WHAT THE TASK REQUIRES |
Track down the lines that contain "type" and copy them.

— Begin STORED DATA —

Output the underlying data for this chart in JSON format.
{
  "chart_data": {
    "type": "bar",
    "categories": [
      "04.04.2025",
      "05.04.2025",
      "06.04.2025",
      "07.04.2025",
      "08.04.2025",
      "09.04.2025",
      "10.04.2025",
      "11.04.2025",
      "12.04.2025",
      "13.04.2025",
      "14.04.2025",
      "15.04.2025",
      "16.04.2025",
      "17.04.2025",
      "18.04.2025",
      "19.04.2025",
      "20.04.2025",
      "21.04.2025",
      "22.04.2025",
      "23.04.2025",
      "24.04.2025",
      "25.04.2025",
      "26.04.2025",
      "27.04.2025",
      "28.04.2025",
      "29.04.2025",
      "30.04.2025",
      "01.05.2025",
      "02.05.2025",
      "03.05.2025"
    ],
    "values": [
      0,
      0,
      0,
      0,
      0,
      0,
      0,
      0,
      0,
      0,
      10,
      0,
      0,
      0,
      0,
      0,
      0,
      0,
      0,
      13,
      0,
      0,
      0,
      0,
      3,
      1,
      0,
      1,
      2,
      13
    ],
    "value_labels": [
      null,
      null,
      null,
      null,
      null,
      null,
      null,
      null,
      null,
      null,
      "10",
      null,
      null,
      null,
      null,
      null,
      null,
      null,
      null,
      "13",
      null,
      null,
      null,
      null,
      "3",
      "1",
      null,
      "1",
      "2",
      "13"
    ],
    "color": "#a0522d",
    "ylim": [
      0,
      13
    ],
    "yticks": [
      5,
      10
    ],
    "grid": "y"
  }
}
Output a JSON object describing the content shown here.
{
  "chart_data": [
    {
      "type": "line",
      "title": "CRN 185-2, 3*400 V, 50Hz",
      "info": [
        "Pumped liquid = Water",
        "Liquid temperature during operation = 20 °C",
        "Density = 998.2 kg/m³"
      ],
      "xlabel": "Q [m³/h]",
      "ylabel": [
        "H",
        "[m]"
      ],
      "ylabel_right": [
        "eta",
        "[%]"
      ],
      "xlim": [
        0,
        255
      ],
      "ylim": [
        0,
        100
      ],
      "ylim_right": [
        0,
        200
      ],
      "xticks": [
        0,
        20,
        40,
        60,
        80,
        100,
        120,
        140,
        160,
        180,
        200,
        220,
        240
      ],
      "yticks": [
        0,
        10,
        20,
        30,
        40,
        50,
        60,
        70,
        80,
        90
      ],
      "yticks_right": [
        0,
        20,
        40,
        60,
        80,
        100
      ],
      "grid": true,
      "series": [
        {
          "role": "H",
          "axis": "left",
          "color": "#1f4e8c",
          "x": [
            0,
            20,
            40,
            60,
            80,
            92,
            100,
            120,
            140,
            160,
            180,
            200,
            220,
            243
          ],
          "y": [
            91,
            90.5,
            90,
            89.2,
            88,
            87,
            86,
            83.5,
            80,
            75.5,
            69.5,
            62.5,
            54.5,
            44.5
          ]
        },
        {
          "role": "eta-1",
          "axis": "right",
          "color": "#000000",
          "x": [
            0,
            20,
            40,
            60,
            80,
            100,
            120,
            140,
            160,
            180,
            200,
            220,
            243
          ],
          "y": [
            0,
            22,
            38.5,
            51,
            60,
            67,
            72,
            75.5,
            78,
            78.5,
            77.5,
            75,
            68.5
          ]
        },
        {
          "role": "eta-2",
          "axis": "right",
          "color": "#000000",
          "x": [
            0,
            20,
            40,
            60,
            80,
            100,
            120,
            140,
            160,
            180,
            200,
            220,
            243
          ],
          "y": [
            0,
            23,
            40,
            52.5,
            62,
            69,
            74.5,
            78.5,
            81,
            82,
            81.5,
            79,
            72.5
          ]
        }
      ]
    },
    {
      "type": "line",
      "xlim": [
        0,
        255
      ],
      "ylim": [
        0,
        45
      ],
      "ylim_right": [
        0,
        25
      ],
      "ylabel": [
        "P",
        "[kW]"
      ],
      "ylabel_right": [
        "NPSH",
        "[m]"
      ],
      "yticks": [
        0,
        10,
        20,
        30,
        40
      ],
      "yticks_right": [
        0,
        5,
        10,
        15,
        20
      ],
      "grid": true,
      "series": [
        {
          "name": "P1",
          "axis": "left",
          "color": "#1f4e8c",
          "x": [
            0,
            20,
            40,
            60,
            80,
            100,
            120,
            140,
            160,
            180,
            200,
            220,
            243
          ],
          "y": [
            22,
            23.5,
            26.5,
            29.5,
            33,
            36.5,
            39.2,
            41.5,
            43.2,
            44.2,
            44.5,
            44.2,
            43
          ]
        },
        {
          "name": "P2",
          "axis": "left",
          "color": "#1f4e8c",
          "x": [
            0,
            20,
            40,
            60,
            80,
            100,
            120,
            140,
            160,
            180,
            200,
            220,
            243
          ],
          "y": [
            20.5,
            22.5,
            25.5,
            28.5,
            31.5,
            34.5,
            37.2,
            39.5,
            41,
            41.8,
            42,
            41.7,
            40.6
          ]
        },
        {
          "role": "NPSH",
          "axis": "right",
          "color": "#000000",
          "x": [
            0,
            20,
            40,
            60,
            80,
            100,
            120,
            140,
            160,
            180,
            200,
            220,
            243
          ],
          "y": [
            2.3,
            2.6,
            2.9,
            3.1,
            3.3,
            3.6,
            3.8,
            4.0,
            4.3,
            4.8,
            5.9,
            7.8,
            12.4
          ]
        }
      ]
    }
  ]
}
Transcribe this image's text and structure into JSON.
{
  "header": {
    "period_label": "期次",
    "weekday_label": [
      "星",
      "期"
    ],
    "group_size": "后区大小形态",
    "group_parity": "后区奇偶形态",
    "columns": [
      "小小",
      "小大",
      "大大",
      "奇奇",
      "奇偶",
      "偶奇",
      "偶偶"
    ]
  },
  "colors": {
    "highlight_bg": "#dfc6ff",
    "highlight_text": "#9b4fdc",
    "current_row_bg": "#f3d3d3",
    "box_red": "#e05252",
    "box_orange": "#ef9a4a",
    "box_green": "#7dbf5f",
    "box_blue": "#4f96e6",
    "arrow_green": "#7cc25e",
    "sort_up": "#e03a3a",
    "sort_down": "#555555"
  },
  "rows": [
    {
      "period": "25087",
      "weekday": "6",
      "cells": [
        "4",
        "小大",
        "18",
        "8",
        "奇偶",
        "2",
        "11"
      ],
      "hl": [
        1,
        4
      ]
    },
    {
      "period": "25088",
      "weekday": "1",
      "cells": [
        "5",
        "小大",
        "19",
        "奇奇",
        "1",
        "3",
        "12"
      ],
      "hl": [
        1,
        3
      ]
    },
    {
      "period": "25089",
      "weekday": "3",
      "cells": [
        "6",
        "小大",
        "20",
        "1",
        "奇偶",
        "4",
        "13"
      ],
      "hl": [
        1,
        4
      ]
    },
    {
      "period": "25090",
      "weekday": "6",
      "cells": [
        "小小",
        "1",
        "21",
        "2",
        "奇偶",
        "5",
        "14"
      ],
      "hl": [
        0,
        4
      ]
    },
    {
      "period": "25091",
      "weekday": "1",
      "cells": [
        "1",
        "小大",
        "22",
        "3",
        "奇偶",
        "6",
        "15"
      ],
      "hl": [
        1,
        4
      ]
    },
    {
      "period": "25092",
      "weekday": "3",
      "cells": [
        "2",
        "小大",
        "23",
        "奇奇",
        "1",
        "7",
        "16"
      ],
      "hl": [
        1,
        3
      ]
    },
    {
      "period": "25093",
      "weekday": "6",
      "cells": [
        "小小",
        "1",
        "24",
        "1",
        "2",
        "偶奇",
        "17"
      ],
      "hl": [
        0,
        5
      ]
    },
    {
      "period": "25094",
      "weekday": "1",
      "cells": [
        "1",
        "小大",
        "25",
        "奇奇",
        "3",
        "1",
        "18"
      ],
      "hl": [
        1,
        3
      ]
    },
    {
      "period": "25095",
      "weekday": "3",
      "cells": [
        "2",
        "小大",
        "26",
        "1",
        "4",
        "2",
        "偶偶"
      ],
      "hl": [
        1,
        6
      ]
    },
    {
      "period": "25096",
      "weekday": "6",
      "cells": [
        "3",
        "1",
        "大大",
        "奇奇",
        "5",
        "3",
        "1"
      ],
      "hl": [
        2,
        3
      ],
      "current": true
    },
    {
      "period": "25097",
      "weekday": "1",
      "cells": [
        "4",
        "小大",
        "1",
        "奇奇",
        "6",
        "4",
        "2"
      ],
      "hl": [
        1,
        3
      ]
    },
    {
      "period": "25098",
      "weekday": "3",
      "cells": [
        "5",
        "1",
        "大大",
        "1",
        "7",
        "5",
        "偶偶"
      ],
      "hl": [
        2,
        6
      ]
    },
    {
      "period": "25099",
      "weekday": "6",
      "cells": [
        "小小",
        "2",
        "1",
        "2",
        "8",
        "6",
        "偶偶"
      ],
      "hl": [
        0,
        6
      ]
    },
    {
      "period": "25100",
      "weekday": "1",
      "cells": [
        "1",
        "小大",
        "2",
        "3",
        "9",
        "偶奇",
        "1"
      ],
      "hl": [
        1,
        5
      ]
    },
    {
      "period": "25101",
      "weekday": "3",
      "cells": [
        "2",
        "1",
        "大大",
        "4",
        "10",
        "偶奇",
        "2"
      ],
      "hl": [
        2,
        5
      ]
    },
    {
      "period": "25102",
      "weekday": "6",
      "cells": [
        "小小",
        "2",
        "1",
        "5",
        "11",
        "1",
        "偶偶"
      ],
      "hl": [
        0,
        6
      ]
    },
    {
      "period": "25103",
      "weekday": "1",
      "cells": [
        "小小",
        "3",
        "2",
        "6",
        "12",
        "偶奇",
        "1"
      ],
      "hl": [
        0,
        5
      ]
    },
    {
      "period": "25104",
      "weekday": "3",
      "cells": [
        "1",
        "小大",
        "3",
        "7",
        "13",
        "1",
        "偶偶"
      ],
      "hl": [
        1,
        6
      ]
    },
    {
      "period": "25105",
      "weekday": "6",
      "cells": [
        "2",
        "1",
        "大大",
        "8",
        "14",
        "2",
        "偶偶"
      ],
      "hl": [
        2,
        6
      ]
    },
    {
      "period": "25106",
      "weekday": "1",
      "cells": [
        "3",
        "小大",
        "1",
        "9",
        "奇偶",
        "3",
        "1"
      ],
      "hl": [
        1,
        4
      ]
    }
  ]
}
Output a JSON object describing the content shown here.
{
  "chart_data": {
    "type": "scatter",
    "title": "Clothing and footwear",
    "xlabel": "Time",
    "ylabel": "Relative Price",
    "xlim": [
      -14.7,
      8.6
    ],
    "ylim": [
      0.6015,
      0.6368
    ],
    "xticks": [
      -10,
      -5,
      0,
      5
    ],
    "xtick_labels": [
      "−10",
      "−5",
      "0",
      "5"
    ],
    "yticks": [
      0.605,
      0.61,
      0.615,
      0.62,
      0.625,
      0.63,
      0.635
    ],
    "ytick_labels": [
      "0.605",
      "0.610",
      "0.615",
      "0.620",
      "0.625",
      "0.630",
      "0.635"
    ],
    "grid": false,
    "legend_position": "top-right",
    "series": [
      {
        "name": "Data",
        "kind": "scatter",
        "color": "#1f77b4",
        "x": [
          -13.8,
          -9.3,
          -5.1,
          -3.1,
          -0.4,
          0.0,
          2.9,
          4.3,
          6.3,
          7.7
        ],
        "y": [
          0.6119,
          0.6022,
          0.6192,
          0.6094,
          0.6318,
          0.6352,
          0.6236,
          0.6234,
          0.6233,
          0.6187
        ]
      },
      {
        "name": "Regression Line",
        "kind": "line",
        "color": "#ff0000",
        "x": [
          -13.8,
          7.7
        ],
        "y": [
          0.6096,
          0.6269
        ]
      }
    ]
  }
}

— End STORED DATA —

COMPLETE OUTPUT |
    "type": "bar",
      "type": "line",
      "type": "line",
    "type": "scatter",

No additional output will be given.